Start

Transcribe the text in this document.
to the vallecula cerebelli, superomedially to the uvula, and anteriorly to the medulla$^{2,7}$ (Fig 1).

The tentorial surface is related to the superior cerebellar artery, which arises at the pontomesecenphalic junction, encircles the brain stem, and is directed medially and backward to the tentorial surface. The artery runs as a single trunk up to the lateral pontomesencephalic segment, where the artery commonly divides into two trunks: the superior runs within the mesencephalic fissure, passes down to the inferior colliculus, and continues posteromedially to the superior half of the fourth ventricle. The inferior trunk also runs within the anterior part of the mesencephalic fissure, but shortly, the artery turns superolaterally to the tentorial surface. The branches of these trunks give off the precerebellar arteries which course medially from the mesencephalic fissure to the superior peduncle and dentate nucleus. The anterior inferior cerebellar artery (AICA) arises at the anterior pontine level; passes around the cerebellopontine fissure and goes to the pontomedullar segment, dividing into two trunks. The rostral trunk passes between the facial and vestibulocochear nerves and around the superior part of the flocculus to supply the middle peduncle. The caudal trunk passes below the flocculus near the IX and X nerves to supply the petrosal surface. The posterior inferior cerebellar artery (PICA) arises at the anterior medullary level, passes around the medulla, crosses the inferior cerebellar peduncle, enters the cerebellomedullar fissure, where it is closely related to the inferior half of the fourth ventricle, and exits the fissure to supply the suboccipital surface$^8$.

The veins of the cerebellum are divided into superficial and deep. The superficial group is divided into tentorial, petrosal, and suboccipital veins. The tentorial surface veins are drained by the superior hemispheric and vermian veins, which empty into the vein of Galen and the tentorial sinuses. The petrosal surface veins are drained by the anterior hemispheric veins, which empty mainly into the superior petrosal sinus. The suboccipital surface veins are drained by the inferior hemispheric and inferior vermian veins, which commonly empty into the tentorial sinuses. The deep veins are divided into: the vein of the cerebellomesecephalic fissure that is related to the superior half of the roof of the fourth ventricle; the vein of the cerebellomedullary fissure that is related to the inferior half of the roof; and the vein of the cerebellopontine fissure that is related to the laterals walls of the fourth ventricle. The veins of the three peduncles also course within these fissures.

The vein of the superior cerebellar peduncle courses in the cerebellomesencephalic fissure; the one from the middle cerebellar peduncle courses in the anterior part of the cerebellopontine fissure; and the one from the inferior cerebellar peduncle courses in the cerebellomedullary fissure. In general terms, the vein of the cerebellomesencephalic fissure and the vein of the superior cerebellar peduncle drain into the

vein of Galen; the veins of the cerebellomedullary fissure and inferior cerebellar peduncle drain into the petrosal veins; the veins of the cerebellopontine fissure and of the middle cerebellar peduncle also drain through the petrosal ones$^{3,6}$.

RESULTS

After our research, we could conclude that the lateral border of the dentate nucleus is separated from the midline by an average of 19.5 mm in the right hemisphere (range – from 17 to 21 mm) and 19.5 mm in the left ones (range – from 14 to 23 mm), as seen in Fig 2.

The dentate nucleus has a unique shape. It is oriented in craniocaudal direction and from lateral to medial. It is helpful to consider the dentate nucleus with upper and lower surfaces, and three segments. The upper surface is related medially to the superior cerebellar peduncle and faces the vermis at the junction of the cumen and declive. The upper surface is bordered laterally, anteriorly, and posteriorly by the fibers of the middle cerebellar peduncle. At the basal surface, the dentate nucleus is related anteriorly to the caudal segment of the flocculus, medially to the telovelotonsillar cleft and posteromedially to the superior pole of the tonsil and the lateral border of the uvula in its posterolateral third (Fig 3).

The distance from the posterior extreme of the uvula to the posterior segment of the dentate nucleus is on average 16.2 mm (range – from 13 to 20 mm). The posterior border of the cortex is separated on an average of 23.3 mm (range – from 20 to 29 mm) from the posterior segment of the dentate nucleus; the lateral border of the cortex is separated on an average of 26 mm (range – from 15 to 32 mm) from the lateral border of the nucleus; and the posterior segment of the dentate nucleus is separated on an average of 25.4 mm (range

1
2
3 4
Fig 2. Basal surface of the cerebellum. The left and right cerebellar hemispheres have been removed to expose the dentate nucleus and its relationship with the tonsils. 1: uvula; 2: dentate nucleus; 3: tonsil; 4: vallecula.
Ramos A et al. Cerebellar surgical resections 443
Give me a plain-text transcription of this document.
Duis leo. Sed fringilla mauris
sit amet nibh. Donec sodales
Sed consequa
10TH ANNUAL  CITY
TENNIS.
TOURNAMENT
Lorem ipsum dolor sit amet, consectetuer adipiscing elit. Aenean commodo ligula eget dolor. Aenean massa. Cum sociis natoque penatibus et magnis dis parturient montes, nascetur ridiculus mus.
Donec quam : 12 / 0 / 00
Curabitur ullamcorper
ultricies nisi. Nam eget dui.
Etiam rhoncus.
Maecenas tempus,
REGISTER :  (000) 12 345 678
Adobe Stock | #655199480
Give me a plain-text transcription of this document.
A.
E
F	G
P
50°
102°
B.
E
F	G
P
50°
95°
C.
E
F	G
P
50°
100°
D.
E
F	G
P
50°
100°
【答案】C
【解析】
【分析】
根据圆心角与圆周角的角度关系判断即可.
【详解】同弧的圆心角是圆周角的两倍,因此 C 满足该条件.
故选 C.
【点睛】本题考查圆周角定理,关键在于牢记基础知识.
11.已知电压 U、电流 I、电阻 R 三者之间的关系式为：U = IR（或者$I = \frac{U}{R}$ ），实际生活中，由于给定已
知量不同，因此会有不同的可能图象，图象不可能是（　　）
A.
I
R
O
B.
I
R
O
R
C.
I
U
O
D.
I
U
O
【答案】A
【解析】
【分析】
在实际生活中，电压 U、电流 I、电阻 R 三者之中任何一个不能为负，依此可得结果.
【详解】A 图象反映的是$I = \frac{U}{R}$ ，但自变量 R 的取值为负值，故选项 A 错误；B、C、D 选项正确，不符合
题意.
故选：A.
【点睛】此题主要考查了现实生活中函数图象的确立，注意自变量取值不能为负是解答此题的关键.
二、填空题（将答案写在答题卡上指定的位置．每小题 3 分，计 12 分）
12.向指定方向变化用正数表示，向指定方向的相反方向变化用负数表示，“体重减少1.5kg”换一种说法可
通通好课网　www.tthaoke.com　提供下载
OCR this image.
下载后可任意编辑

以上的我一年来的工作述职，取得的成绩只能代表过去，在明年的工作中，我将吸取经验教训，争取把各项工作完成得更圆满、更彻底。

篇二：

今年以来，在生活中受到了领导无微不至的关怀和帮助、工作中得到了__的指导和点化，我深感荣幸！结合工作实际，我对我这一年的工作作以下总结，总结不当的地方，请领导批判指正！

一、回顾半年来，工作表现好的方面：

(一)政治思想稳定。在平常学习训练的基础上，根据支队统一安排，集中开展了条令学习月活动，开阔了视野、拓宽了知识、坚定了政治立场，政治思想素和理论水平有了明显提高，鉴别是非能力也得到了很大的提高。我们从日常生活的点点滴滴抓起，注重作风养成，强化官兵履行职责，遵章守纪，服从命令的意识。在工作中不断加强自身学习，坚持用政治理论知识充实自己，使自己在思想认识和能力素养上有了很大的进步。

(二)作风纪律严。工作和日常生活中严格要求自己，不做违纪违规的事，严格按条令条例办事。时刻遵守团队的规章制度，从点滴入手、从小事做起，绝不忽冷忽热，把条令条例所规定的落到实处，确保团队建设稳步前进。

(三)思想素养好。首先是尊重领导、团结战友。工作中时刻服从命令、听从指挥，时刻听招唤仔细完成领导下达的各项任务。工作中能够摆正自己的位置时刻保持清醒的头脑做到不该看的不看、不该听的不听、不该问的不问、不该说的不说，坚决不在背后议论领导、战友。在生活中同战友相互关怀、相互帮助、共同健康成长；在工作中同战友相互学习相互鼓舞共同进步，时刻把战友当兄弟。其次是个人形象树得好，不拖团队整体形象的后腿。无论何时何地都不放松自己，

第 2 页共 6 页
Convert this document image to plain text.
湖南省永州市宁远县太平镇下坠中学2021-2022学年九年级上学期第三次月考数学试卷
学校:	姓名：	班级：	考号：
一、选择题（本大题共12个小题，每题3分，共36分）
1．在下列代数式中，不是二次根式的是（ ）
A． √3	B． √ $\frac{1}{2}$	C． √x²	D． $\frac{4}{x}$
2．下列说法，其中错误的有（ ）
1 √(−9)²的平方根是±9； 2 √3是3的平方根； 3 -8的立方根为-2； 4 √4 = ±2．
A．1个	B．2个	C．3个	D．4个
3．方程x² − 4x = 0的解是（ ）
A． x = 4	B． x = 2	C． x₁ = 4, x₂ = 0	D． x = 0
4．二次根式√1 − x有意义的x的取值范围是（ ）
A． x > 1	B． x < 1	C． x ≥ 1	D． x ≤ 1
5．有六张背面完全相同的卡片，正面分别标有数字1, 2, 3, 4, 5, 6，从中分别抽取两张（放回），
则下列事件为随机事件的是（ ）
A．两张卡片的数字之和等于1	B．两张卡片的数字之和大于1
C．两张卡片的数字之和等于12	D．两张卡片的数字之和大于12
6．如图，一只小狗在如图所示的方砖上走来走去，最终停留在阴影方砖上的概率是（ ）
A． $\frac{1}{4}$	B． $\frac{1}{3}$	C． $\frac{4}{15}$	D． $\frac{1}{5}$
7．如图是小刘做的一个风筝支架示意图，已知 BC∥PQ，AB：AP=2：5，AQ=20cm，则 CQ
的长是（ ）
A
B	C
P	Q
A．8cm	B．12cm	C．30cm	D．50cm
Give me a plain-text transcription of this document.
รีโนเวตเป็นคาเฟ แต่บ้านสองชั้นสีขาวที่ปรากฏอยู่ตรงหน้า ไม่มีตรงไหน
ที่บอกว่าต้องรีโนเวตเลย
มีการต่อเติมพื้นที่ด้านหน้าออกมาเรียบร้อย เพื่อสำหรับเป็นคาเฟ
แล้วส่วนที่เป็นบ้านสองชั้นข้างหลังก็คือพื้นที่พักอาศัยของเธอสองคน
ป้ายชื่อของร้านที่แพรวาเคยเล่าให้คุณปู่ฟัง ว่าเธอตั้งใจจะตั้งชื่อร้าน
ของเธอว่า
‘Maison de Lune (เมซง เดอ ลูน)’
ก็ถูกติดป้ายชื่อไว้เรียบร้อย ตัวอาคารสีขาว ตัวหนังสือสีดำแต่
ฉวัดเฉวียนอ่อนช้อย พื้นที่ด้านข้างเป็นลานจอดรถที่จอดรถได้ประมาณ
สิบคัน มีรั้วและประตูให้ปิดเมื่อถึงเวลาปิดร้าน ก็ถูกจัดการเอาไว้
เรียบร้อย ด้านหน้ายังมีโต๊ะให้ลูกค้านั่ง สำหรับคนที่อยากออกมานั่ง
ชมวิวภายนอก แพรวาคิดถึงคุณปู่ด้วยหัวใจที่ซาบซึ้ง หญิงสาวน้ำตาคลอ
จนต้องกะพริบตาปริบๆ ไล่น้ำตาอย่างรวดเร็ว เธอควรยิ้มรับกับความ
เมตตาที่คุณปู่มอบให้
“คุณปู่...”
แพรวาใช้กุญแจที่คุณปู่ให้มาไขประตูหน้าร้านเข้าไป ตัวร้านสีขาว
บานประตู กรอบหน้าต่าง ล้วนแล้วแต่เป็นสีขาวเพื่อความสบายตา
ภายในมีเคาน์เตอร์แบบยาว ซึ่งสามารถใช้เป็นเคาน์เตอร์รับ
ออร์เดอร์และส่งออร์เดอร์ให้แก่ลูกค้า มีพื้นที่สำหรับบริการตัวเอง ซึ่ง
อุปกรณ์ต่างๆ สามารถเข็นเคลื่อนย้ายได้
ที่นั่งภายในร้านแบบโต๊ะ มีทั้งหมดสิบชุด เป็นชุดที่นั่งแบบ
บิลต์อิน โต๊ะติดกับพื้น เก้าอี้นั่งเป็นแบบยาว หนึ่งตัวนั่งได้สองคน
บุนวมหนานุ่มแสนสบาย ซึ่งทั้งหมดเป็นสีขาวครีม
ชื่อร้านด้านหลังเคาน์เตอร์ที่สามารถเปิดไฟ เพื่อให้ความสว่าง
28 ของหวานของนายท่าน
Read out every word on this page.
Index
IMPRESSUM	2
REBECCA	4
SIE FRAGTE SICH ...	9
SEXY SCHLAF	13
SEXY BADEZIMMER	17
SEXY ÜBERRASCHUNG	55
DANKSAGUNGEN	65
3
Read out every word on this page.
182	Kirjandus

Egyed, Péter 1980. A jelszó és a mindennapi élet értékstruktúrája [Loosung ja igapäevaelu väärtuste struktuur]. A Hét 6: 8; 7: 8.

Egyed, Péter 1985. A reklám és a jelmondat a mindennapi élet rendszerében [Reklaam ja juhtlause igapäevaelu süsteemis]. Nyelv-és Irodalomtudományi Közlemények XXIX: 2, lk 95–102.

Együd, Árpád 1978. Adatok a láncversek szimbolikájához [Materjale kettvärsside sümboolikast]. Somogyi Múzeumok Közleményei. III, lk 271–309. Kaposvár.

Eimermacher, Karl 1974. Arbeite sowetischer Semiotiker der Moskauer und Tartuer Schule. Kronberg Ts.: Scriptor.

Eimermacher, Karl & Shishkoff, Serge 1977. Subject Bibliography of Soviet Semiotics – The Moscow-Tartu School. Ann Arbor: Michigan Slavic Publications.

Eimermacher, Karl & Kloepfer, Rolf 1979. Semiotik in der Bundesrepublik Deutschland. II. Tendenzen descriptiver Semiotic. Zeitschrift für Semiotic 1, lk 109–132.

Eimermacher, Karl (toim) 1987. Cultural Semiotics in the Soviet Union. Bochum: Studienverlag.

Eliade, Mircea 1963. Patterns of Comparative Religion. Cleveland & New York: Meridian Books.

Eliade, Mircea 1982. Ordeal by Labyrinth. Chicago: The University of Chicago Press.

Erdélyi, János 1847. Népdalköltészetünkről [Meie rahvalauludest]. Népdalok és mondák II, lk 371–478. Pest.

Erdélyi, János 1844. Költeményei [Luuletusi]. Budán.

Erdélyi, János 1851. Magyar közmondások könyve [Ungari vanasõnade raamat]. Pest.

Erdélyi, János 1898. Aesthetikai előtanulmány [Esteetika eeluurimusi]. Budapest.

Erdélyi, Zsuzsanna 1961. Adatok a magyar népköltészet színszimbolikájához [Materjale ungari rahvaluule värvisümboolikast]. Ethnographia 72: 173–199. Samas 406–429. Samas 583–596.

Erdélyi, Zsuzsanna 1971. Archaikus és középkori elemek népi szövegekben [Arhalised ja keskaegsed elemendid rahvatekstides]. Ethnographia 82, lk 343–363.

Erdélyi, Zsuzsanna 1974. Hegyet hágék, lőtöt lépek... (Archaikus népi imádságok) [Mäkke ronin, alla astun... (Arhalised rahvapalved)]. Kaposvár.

End

What you will do → Scan the data above and copy every line with "three" in it.

Full solution →
The veins of the cerebellum are divided into superficial and deep. The superficial group is divided into tentorial, petrosal, and suboccipital veins. The tentorial surface veins are drained by the superior hemispheric and vermian veins, which empty into the vein of Galen and the tentorial sinuses. The petrosal surface veins are drained by the anterior hemispheric veins, which empty mainly into the superior petrosal sinus. The suboccipital surface veins are drained by the inferior hemispheric and inferior vermian veins, which commonly empty into the tentorial sinuses. The deep veins are divided into: the vein of the cerebellomesecephalic fissure that is related to the superior half of the roof of the fourth ventricle; the vein of the cerebellomedullary fissure that is related to the inferior half of the roof; and the vein of the cerebellopontine fissure that is related to the laterals walls of the fourth ventricle. The veins of the three peduncles also course within these fissures.
The dentate nucleus has a unique shape. It is oriented in craniocaudal direction and from lateral to medial. It is helpful to consider the dentate nucleus with upper and lower surfaces, and three segments. The upper surface is related medially to the superior cerebellar peduncle and faces the vermis at the junction of the cumen and declive. The upper surface is bordered laterally, anteriorly, and posteriorly by the fibers of the middle cerebellar peduncle. At the basal surface, the dentate nucleus is related anteriorly to the caudal segment of the flocculus, medially to the telovelotonsillar cleft and posteromedially to the superior pole of the tonsil and the lateral border of the uvula in its posterolateral third (Fig 3).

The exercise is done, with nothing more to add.